### Document text
While Soto's frankness surely makes some squirm, it has also won him enthusiastic fans.

"Never, ever in my life have I heard any Catholic priest talk the way he does – or any other clergy from any other religion, for that matter," said David Merino, who went to Catholic school in San Diego and lost his brother to AIDS.

"He does this on the pulpit, which is almost unheard of. He's really in tune to what's happening right now. He's doing an incredible job."

On a recent Sunday, just hours after leading a procession honoring the Virgin of Guadalupe through the streets of Santa Ana, Soto was presiding over a Mass at St. Anne Church in memory of those who died of AIDS.

He took pains to explain what a virus is and how it spreads, and that you can't catch it just by touching someone. That AIDS is no longer just a gay disease. That many women have unknowingly been infected by their husbands. That homosexuals were created by God and should be treated with compassion and understanding. And he read the names of the dead, one by one.

It's not a coincidence that the Mass is held on the same day the beloved Virgin of Guadalupe is honored.

(Saved data entries)

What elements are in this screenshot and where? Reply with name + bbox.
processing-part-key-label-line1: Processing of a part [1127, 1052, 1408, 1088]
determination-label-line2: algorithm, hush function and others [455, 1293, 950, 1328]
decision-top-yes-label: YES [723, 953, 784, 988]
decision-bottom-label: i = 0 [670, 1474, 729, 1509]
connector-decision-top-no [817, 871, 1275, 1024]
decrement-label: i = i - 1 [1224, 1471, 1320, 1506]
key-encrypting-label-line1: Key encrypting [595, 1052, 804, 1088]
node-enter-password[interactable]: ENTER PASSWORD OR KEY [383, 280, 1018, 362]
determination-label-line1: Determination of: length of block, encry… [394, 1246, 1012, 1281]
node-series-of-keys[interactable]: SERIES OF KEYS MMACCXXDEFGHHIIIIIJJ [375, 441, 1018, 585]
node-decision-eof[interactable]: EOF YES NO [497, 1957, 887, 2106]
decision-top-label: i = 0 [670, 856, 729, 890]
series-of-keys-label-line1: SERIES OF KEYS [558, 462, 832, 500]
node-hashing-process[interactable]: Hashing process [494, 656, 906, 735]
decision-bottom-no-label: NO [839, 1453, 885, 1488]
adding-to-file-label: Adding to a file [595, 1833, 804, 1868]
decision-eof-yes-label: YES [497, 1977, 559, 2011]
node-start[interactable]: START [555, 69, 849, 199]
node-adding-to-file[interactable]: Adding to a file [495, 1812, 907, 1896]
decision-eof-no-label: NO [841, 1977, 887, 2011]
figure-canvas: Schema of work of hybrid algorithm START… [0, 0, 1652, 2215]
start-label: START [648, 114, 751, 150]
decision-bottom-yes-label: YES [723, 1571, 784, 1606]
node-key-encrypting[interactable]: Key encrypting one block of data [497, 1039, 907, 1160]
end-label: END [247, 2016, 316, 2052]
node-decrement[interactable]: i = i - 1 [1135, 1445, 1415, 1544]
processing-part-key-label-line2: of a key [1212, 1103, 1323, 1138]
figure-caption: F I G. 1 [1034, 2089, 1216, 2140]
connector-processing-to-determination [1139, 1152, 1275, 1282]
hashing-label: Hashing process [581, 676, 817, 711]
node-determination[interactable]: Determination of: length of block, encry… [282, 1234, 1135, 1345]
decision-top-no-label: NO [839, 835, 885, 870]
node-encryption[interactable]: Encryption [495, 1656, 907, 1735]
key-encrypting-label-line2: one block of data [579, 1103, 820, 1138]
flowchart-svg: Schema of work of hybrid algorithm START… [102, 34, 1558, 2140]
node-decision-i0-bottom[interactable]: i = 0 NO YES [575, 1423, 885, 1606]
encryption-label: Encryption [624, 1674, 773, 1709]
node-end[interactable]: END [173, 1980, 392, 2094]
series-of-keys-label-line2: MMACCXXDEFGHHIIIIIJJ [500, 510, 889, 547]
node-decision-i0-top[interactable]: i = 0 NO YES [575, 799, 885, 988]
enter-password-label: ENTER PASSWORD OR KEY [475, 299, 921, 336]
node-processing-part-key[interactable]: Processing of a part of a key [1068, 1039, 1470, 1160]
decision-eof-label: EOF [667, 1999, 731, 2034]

### Parts of the exercise
1 > In the text about Soto, at which church did he preside over the Mass held in memory of those who died of AIDS?
2 > Carry on the text about Soto from its final sentence.

### Responses by task
1 > St. Anne Church.

2 >
"We do it deliberately," Soto said. "People have such strong devotion to her and she's such a strong maternal image, they become a little more sensitive, and it becomes an ideal time to address this issue. Many of these families suffer in silence, never having had a sense that the church really cared about them. We want them to know that, despite whatever mistakes, the church is there for them."

The Mass has been put together by Merino, who works for the AIDS Services Foundation Orange County, each of the last five years. This year, the Foundation mistakenly brought Spanish-language brochures that also contained condoms, and Soto asked that they be put away. The church does not believe in birth control....

The Foundation and the Catholic Church may not agree on methods of prevention, he said, but they work together on things like treatment and how AIDS patients are regarded.

"We have to give young adults the tools and permission to talk about these things," Soto said.

"The old way was 'Don't bring it up! Don't bring it up! It'll only cause problems.'

"The real problem is silence."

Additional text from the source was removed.